INSTRUCTION —
Gather every line that includes the word "color", please.

DATASET ENTRIES —
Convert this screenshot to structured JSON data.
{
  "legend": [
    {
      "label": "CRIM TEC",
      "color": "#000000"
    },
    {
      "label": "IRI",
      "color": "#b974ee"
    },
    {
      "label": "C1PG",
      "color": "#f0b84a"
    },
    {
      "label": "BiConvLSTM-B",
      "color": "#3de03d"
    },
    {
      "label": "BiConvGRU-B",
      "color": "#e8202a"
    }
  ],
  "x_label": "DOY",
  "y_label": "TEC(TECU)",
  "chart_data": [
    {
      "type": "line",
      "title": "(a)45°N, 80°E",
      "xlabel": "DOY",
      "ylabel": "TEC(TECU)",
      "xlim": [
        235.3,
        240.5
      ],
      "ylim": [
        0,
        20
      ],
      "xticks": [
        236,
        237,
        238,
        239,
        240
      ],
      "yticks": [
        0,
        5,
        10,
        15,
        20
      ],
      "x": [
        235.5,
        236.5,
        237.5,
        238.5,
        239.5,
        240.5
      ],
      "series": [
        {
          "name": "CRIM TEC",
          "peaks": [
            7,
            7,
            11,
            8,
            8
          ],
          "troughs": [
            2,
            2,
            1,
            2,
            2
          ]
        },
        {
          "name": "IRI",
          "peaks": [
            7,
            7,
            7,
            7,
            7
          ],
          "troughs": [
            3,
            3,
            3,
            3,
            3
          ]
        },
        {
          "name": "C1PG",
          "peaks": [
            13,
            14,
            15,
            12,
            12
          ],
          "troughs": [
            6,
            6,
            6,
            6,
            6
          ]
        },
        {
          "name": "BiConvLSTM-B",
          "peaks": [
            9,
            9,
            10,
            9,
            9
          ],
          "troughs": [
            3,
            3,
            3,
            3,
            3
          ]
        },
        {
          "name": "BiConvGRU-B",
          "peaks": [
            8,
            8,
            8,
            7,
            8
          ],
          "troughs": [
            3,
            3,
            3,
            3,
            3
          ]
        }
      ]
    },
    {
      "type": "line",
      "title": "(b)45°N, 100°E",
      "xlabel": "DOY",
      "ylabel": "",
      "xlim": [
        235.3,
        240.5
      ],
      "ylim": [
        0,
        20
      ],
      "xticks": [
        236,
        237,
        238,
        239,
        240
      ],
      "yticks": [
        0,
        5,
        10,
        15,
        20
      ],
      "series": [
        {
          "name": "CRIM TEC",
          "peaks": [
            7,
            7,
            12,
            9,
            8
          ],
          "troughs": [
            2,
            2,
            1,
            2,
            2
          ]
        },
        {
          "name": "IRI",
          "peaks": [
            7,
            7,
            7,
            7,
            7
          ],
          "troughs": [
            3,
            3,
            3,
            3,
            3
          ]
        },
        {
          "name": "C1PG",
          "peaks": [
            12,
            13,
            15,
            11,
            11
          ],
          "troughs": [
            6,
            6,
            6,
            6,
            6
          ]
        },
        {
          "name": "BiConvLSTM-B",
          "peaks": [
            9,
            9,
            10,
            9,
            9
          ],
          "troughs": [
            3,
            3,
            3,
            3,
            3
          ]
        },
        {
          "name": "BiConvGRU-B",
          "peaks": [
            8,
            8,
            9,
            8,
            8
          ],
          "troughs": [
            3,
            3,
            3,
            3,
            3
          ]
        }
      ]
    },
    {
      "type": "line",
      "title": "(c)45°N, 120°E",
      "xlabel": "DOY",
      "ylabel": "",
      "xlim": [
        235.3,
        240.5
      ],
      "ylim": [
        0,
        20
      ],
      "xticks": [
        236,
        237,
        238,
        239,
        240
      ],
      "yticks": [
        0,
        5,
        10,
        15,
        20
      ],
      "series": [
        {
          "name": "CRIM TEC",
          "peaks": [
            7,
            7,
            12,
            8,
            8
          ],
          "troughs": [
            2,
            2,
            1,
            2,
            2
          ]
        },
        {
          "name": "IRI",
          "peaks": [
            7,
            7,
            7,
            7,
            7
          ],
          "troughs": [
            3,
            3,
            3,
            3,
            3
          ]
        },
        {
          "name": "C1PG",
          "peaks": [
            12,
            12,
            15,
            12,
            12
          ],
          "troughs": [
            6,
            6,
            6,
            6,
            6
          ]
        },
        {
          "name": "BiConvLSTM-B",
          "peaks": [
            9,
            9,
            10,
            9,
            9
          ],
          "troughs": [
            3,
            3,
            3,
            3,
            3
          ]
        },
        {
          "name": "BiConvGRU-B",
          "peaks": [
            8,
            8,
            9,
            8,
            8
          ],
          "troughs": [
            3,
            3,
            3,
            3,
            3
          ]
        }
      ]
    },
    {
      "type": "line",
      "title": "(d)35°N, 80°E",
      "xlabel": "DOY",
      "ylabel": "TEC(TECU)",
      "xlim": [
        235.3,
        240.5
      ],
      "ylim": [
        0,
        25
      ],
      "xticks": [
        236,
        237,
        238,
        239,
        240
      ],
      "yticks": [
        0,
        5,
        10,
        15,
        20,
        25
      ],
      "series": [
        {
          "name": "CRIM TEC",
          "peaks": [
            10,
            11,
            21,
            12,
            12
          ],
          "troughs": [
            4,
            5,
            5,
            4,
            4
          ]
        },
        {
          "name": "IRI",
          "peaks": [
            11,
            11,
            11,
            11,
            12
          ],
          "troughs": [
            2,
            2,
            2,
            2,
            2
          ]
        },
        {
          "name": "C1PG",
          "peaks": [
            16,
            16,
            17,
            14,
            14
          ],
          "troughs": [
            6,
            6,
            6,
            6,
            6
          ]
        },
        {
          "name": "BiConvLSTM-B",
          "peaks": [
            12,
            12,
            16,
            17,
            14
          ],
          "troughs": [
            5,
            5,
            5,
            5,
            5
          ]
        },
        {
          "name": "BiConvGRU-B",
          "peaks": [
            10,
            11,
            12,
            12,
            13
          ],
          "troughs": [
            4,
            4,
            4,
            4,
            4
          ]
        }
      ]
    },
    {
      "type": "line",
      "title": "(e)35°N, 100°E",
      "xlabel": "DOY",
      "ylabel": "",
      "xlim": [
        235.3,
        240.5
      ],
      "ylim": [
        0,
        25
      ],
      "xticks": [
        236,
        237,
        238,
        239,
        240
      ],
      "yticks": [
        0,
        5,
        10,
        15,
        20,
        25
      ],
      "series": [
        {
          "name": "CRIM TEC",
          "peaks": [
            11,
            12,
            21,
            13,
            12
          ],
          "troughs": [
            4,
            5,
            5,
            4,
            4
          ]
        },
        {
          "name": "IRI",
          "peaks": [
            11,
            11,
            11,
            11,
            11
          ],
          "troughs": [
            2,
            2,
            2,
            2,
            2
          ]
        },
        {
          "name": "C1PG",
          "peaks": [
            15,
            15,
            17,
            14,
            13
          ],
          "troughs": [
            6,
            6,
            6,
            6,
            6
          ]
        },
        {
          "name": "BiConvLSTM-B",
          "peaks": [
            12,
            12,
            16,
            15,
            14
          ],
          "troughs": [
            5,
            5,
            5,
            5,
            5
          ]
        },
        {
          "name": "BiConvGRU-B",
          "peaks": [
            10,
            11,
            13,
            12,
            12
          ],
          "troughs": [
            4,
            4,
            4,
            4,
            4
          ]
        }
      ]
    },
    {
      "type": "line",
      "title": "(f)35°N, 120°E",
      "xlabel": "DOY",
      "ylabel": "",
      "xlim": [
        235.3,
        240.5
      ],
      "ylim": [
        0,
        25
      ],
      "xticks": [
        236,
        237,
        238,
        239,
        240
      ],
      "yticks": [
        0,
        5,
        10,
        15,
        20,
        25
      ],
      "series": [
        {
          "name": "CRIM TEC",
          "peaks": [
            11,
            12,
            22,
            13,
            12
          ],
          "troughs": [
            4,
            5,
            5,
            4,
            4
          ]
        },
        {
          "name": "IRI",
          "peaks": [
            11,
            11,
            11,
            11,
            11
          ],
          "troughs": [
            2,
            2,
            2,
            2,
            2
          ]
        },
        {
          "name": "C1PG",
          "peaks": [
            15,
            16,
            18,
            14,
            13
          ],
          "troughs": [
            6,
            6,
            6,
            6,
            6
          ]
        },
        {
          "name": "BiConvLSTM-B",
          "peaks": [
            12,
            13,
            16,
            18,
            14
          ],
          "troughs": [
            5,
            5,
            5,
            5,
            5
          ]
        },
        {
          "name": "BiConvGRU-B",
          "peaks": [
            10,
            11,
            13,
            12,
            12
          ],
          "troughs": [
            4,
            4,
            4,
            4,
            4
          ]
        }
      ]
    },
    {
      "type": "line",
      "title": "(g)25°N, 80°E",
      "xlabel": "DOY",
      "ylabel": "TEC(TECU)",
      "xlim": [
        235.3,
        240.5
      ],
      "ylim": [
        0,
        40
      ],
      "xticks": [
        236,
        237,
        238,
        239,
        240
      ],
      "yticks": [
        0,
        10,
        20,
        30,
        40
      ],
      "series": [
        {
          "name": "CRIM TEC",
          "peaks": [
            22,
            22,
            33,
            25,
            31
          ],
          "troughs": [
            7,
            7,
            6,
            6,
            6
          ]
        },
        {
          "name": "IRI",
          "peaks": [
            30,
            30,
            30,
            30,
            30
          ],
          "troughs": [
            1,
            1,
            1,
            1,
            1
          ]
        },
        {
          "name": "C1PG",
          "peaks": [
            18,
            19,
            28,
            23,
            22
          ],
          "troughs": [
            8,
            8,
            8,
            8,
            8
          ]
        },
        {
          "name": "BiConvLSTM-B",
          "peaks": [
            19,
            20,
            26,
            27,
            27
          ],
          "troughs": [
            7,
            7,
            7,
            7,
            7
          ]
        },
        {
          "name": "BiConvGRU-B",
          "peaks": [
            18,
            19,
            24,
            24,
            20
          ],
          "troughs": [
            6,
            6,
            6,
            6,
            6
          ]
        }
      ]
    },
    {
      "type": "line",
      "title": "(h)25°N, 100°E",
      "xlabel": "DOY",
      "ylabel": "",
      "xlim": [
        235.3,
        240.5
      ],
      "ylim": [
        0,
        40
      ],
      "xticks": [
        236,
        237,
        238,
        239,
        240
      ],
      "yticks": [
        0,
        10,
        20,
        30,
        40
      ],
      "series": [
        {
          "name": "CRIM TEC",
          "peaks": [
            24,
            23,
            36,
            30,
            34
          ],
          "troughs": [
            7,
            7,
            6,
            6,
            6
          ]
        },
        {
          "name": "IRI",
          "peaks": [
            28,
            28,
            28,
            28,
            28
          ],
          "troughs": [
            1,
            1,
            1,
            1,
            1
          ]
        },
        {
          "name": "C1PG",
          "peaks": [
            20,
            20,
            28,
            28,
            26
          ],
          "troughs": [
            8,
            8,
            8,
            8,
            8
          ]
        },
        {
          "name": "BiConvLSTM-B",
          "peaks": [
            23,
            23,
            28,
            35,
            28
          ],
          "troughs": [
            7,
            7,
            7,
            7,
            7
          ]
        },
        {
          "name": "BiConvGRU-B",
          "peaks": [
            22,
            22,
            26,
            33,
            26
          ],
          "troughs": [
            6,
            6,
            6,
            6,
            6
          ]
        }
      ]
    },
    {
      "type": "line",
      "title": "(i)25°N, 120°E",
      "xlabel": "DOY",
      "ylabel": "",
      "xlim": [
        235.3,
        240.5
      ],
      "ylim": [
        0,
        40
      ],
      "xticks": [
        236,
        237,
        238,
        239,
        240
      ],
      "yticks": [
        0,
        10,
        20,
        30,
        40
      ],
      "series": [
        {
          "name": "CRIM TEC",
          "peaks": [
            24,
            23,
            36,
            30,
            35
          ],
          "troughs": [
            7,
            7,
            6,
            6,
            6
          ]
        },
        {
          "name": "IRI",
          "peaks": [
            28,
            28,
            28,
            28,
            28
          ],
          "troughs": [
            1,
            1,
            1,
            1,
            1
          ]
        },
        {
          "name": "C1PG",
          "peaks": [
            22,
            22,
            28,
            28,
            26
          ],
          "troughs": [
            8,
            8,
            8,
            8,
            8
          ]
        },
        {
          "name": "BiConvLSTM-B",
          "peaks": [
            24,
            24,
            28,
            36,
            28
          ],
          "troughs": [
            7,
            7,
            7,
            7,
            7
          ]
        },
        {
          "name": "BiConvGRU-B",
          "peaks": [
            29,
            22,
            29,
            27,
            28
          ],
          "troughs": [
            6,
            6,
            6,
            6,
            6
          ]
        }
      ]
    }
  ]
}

RESULT OF THIS TASK —
      "color": "#000000"
      "color": "#b974ee"
      "color": "#f0b84a"
      "color": "#3de03d"
      "color": "#e8202a"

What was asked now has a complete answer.